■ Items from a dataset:

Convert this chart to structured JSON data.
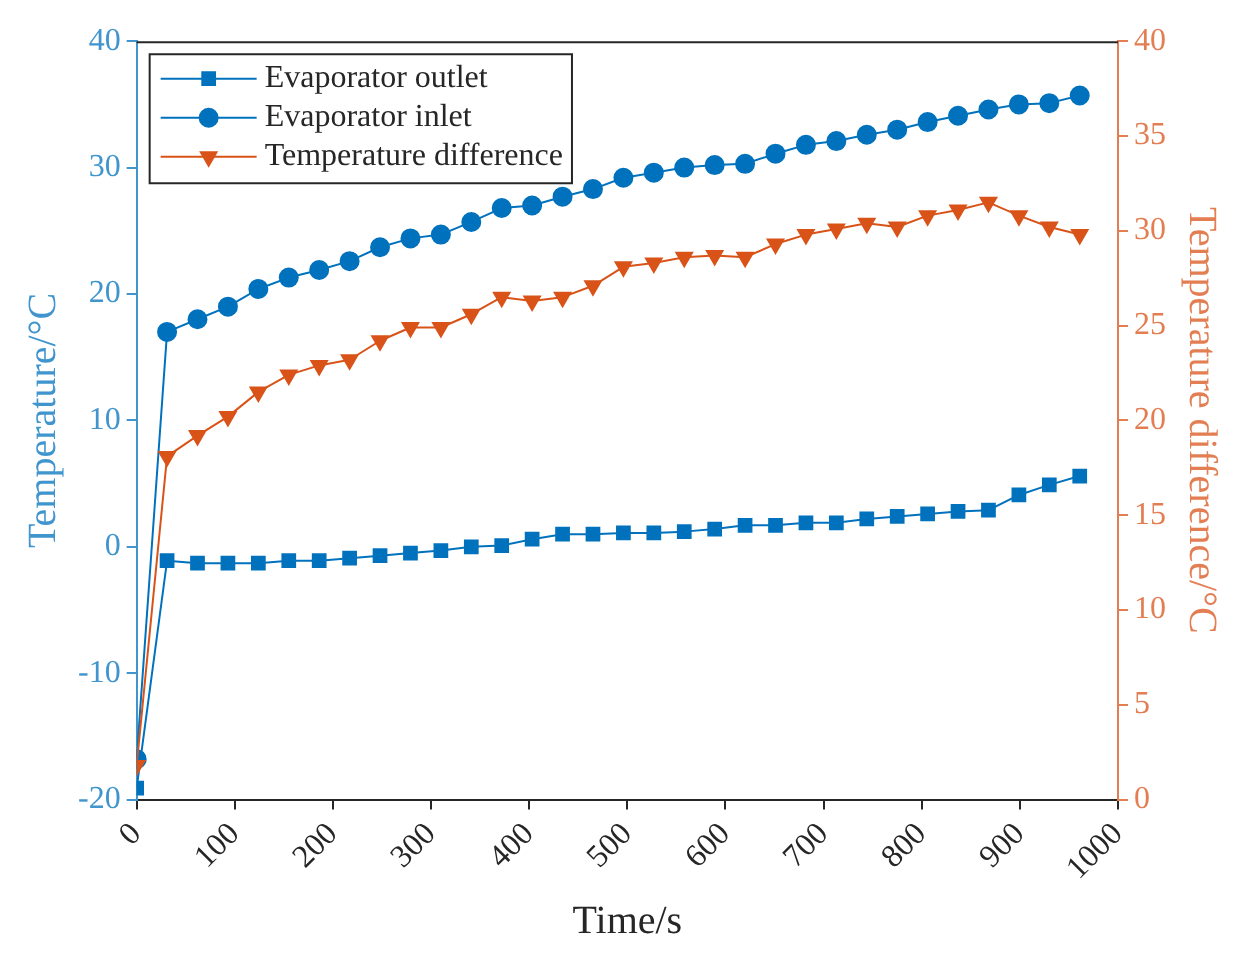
{
  "chart_data": {
    "type": "line",
    "xlabel": "Time/s",
    "ylabel": "Temperature/°C",
    "y2label": "Temperature difference/°C",
    "x": [
      0,
      31,
      62,
      93,
      124,
      155,
      186,
      217,
      248,
      279,
      310,
      341,
      372,
      403,
      434,
      465,
      496,
      527,
      558,
      589,
      620,
      651,
      682,
      713,
      744,
      775,
      806,
      837,
      868,
      899,
      930,
      961
    ],
    "series": [
      {
        "name": "Evaporator outlet",
        "color": "#0072bd",
        "marker": "square",
        "values": [
          -19.1,
          -1.1,
          -1.3,
          -1.3,
          -1.3,
          -1.1,
          -1.1,
          -0.9,
          -0.7,
          -0.5,
          -0.3,
          0.0,
          0.1,
          0.6,
          1.0,
          1.0,
          1.1,
          1.1,
          1.2,
          1.4,
          1.7,
          1.7,
          1.9,
          1.9,
          2.2,
          2.4,
          2.6,
          2.8,
          2.9,
          4.1,
          4.9,
          5.6
        ]
      },
      {
        "name": "Evaporator inlet",
        "color": "#0072bd",
        "marker": "circle",
        "values": [
          -16.8,
          17.0,
          18.0,
          19.0,
          20.4,
          21.3,
          21.9,
          22.6,
          23.7,
          24.4,
          24.7,
          25.7,
          26.8,
          27.0,
          27.7,
          28.3,
          29.2,
          29.6,
          30.0,
          30.2,
          30.3,
          31.1,
          31.8,
          32.1,
          32.6,
          33.0,
          33.6,
          34.1,
          34.6,
          35.0,
          35.1,
          35.7
        ]
      },
      {
        "name": "Temperature difference",
        "color": "#d95319",
        "marker": "triangle",
        "axis": "y2",
        "values": [
          1.8,
          18.1,
          19.2,
          20.2,
          21.5,
          22.4,
          22.9,
          23.2,
          24.2,
          24.9,
          24.9,
          25.6,
          26.5,
          26.3,
          26.5,
          27.1,
          28.1,
          28.3,
          28.6,
          28.7,
          28.6,
          29.3,
          29.8,
          30.1,
          30.4,
          30.2,
          30.8,
          31.1,
          31.5,
          30.8,
          30.2,
          29.8
        ]
      }
    ],
    "xlim": [
      0,
      1000
    ],
    "xticks": [
      0,
      100,
      200,
      300,
      400,
      500,
      600,
      700,
      800,
      900,
      1000
    ],
    "ylim": [
      -20,
      40
    ],
    "yticks": [
      -20,
      -10,
      0,
      10,
      20,
      30,
      40
    ],
    "y2lim": [
      0,
      40
    ],
    "y2ticks": [
      0,
      5,
      10,
      15,
      20,
      25,
      30,
      35,
      40
    ],
    "legend": "top left",
    "grid": false,
    "line_style": "solid"
  }
}
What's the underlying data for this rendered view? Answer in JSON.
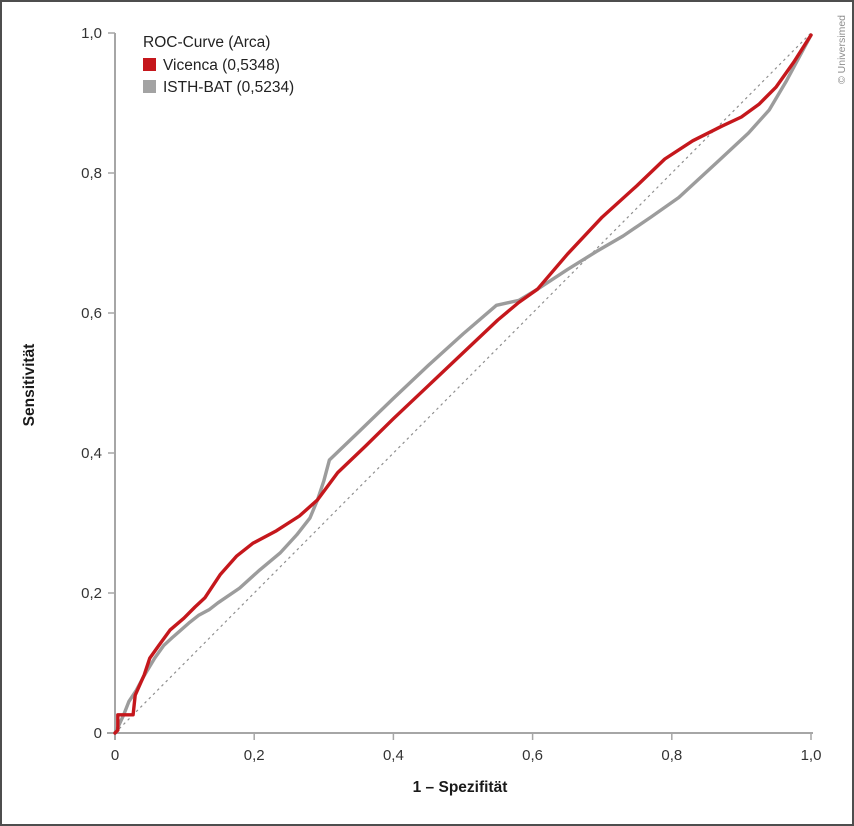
{
  "frame": {
    "copyright": "© Universimed"
  },
  "legend": {
    "title": "ROC-Curve (Arca)",
    "entries": [
      {
        "label": "Vicenca (0,5348)",
        "color": "#c5171c"
      },
      {
        "label": "ISTH-BAT (0,5234)",
        "color": "#a3a3a3"
      }
    ]
  },
  "chart_data": {
    "type": "line",
    "title": "ROC-Curve (Arca)",
    "xlabel": "1 – Spezifität",
    "ylabel": "Sensitivität",
    "xlim": [
      0,
      1
    ],
    "ylim": [
      0,
      1
    ],
    "grid": false,
    "legend_position": "top-left",
    "x_ticks": [
      {
        "v": 0,
        "label": "0"
      },
      {
        "v": 0.2,
        "label": "0,2"
      },
      {
        "v": 0.4,
        "label": "0,4"
      },
      {
        "v": 0.6,
        "label": "0,6"
      },
      {
        "v": 0.8,
        "label": "0,8"
      },
      {
        "v": 1.0,
        "label": "1,0"
      }
    ],
    "y_ticks": [
      {
        "v": 0,
        "label": "0"
      },
      {
        "v": 0.2,
        "label": "0,2"
      },
      {
        "v": 0.4,
        "label": "0,4"
      },
      {
        "v": 0.6,
        "label": "0,6"
      },
      {
        "v": 0.8,
        "label": "0,8"
      },
      {
        "v": 1.0,
        "label": "1,0"
      }
    ],
    "reference_line": {
      "from": [
        0,
        0
      ],
      "to": [
        1,
        1
      ],
      "style": "dashed",
      "color": "#8f8f8f"
    },
    "series": [
      {
        "name": "Vicenca",
        "auc": "0,5348",
        "color": "#c5171c",
        "points": [
          [
            0.0,
            0.0
          ],
          [
            0.004,
            0.004
          ],
          [
            0.004,
            0.026
          ],
          [
            0.026,
            0.026
          ],
          [
            0.029,
            0.054
          ],
          [
            0.042,
            0.083
          ],
          [
            0.05,
            0.107
          ],
          [
            0.063,
            0.125
          ],
          [
            0.079,
            0.147
          ],
          [
            0.099,
            0.164
          ],
          [
            0.115,
            0.18
          ],
          [
            0.129,
            0.193
          ],
          [
            0.151,
            0.226
          ],
          [
            0.175,
            0.253
          ],
          [
            0.198,
            0.271
          ],
          [
            0.232,
            0.289
          ],
          [
            0.265,
            0.31
          ],
          [
            0.291,
            0.333
          ],
          [
            0.32,
            0.372
          ],
          [
            0.36,
            0.41
          ],
          [
            0.4,
            0.449
          ],
          [
            0.45,
            0.496
          ],
          [
            0.5,
            0.543
          ],
          [
            0.55,
            0.59
          ],
          [
            0.58,
            0.615
          ],
          [
            0.607,
            0.634
          ],
          [
            0.65,
            0.684
          ],
          [
            0.7,
            0.737
          ],
          [
            0.75,
            0.782
          ],
          [
            0.79,
            0.82
          ],
          [
            0.83,
            0.846
          ],
          [
            0.87,
            0.866
          ],
          [
            0.9,
            0.88
          ],
          [
            0.925,
            0.898
          ],
          [
            0.95,
            0.923
          ],
          [
            0.975,
            0.958
          ],
          [
            1.0,
            0.997
          ]
        ]
      },
      {
        "name": "ISTH-BAT",
        "auc": "0,5234",
        "color": "#9c9c9c",
        "points": [
          [
            0.0,
            0.0
          ],
          [
            0.005,
            0.01
          ],
          [
            0.012,
            0.025
          ],
          [
            0.02,
            0.045
          ],
          [
            0.03,
            0.06
          ],
          [
            0.042,
            0.082
          ],
          [
            0.057,
            0.107
          ],
          [
            0.07,
            0.125
          ],
          [
            0.082,
            0.136
          ],
          [
            0.106,
            0.157
          ],
          [
            0.12,
            0.168
          ],
          [
            0.135,
            0.176
          ],
          [
            0.148,
            0.186
          ],
          [
            0.179,
            0.207
          ],
          [
            0.208,
            0.233
          ],
          [
            0.237,
            0.257
          ],
          [
            0.261,
            0.283
          ],
          [
            0.28,
            0.307
          ],
          [
            0.291,
            0.333
          ],
          [
            0.3,
            0.36
          ],
          [
            0.308,
            0.39
          ],
          [
            0.35,
            0.43
          ],
          [
            0.4,
            0.478
          ],
          [
            0.45,
            0.525
          ],
          [
            0.5,
            0.57
          ],
          [
            0.548,
            0.611
          ],
          [
            0.58,
            0.618
          ],
          [
            0.607,
            0.634
          ],
          [
            0.65,
            0.662
          ],
          [
            0.692,
            0.688
          ],
          [
            0.73,
            0.71
          ],
          [
            0.77,
            0.737
          ],
          [
            0.81,
            0.765
          ],
          [
            0.868,
            0.818
          ],
          [
            0.91,
            0.857
          ],
          [
            0.94,
            0.89
          ],
          [
            0.965,
            0.932
          ],
          [
            1.0,
            0.997
          ]
        ]
      }
    ]
  }
}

■ WHAT NEEDS TO BE DONE:
Repeat the lines above exactly, and keep every picture out.

■ EXERCISE RESPONSE:
Convert this chart to structured JSON data.
{
  "chart_data": {
    "type": "line",
    "xlabel": "Time/s",
    "ylabel": "Temperature/°C",
    "y2label": "Temperature difference/°C",
    "x": [
      0,
      31,
      62,
      93,
      124,
      155,
      186,
      217,
      248,
      279,
      310,
      341,
      372,
      403,
      434,
      465,
      496,
      527,
      558,
      589,
      620,
      651,
      682,
      713,
      744,
      775,
      806,
      837,
      868,
      899,
      930,
      961
    ],
    "series": [
      {
        "name": "Evaporator outlet",
        "color": "#0072bd",
        "marker": "square",
        "values": [
          -19.1,
          -1.1,
          -1.3,
          -1.3,
          -1.3,
          -1.1,
          -1.1,
          -0.9,
          -0.7,
          -0.5,
          -0.3,
          0.0,
          0.1,
          0.6,
          1.0,
          1.0,
          1.1,
          1.1,
          1.2,
          1.4,
          1.7,
          1.7,
          1.9,
          1.9,
          2.2,
          2.4,
          2.6,
          2.8,
          2.9,
          4.1,
          4.9,
          5.6
        ]
      },
      {
        "name": "Evaporator inlet",
        "color": "#0072bd",
        "marker": "circle",
        "values": [
          -16.8,
          17.0,
          18.0,
          19.0,
          20.4,
          21.3,
          21.9,
          22.6,
          23.7,
          24.4,
          24.7,
          25.7,
          26.8,
          27.0,
          27.7,
          28.3,
          29.2,
          29.6,
          30.0,
          30.2,
          30.3,
          31.1,
          31.8,
          32.1,
          32.6,
          33.0,
          33.6,
          34.1,
          34.6,
          35.0,
          35.1,
          35.7
        ]
      },
      {
        "name": "Temperature difference",
        "color": "#d95319",
        "marker": "triangle",
        "axis": "y2",
        "values": [
          1.8,
          18.1,
          19.2,
          20.2,
          21.5,
          22.4,
          22.9,
          23.2,
          24.2,
          24.9,
          24.9,
          25.6,
          26.5,
          26.3,
          26.5,
          27.1,
          28.1,
          28.3,
          28.6,
          28.7,
          28.6,
          29.3,
          29.8,
          30.1,
          30.4,
          30.2,
          30.8,
          31.1,
          31.5,
          30.8,
          30.2,
          29.8
        ]
      }
    ],
    "xlim": [
      0,
      1000
    ],
    "xticks": [
      0,
      100,
      200,
      300,
      400,
      500,
      600,
      700,
      800,
      900,
      1000
    ],
    "ylim": [
      -20,
      40
    ],
    "yticks": [
      -20,
      -10,
      0,
      10,
      20,
      30,
      40
    ],
    "y2lim": [
      0,
      40
    ],
    "y2ticks": [
      0,
      5,
      10,
      15,
      20,
      25,
      30,
      35,
      40
    ],
    "legend": "top left",
    "grid": false,
    "line_style": "solid"
  }
}
What's the underlying data for this rendered view? Answer in JSON.
{
  "frame": {
    "copyright": "© Universimed"
  },
  "legend": {
    "title": "ROC-Curve (Arca)",
    "entries": [
      {
        "label": "Vicenca (0,5348)",
        "color": "#c5171c"
      },
      {
        "label": "ISTH-BAT (0,5234)",
        "color": "#a3a3a3"
      }
    ]
  },
  "chart_data": {
    "type": "line",
    "title": "ROC-Curve (Arca)",
    "xlabel": "1 – Spezifität",
    "ylabel": "Sensitivität",
    "xlim": [
      0,
      1
    ],
    "ylim": [
      0,
      1
    ],
    "grid": false,
    "legend_position": "top-left",
    "x_ticks": [
      {
        "v": 0,
        "label": "0"
      },
      {
        "v": 0.2,
        "label": "0,2"
      },
      {
        "v": 0.4,
        "label": "0,4"
      },
      {
        "v": 0.6,
        "label": "0,6"
      },
      {
        "v": 0.8,
        "label": "0,8"
      },
      {
        "v": 1.0,
        "label": "1,0"
      }
    ],
    "y_ticks": [
      {
        "v": 0,
        "label": "0"
      },
      {
        "v": 0.2,
        "label": "0,2"
      },
      {
        "v": 0.4,
        "label": "0,4"
      },
      {
        "v": 0.6,
        "label": "0,6"
      },
      {
        "v": 0.8,
        "label": "0,8"
      },
      {
        "v": 1.0,
        "label": "1,0"
      }
    ],
    "reference_line": {
      "from": [
        0,
        0
      ],
      "to": [
        1,
        1
      ],
      "style": "dashed",
      "color": "#8f8f8f"
    },
    "series": [
      {
        "name": "Vicenca",
        "auc": "0,5348",
        "color": "#c5171c",
        "points": [
          [
            0.0,
            0.0
          ],
          [
            0.004,
            0.004
          ],
          [
            0.004,
            0.026
          ],
          [
            0.026,
            0.026
          ],
          [
            0.029,
            0.054
          ],
          [
            0.042,
            0.083
          ],
          [
            0.05,
            0.107
          ],
          [
            0.063,
            0.125
          ],
          [
            0.079,
            0.147
          ],
          [
            0.099,
            0.164
          ],
          [
            0.115,
            0.18
          ],
          [
            0.129,
            0.193
          ],
          [
            0.151,
            0.226
          ],
          [
            0.175,
            0.253
          ],
          [
            0.198,
            0.271
          ],
          [
            0.232,
            0.289
          ],
          [
            0.265,
            0.31
          ],
          [
            0.291,
            0.333
          ],
          [
            0.32,
            0.372
          ],
          [
            0.36,
            0.41
          ],
          [
            0.4,
            0.449
          ],
          [
            0.45,
            0.496
          ],
          [
            0.5,
            0.543
          ],
          [
            0.55,
            0.59
          ],
          [
            0.58,
            0.615
          ],
          [
            0.607,
            0.634
          ],
          [
            0.65,
            0.684
          ],
          [
            0.7,
            0.737
          ],
          [
            0.75,
            0.782
          ],
          [
            0.79,
            0.82
          ],
          [
            0.83,
            0.846
          ],
          [
            0.87,
            0.866
          ],
          [
            0.9,
            0.88
          ],
          [
            0.925,
            0.898
          ],
          [
            0.95,
            0.923
          ],
          [
            0.975,
            0.958
          ],
          [
            1.0,
            0.997
          ]
        ]
      },
      {
        "name": "ISTH-BAT",
        "auc": "0,5234",
        "color": "#9c9c9c",
        "points": [
          [
            0.0,
            0.0
          ],
          [
            0.005,
            0.01
          ],
          [
            0.012,
            0.025
          ],
          [
            0.02,
            0.045
          ],
          [
            0.03,
            0.06
          ],
          [
            0.042,
            0.082
          ],
          [
            0.057,
            0.107
          ],
          [
            0.07,
            0.125
          ],
          [
            0.082,
            0.136
          ],
          [
            0.106,
            0.157
          ],
          [
            0.12,
            0.168
          ],
          [
            0.135,
            0.176
          ],
          [
            0.148,
            0.186
          ],
          [
            0.179,
            0.207
          ],
          [
            0.208,
            0.233
          ],
          [
            0.237,
            0.257
          ],
          [
            0.261,
            0.283
          ],
          [
            0.28,
            0.307
          ],
          [
            0.291,
            0.333
          ],
          [
            0.3,
            0.36
          ],
          [
            0.308,
            0.39
          ],
          [
            0.35,
            0.43
          ],
          [
            0.4,
            0.478
          ],
          [
            0.45,
            0.525
          ],
          [
            0.5,
            0.57
          ],
          [
            0.548,
            0.611
          ],
          [
            0.58,
            0.618
          ],
          [
            0.607,
            0.634
          ],
          [
            0.65,
            0.662
          ],
          [
            0.692,
            0.688
          ],
          [
            0.73,
            0.71
          ],
          [
            0.77,
            0.737
          ],
          [
            0.81,
            0.765
          ],
          [
            0.868,
            0.818
          ],
          [
            0.91,
            0.857
          ],
          [
            0.94,
            0.89
          ],
          [
            0.965,
            0.932
          ],
          [
            1.0,
            0.997
          ]
        ]
      }
    ]
  }
}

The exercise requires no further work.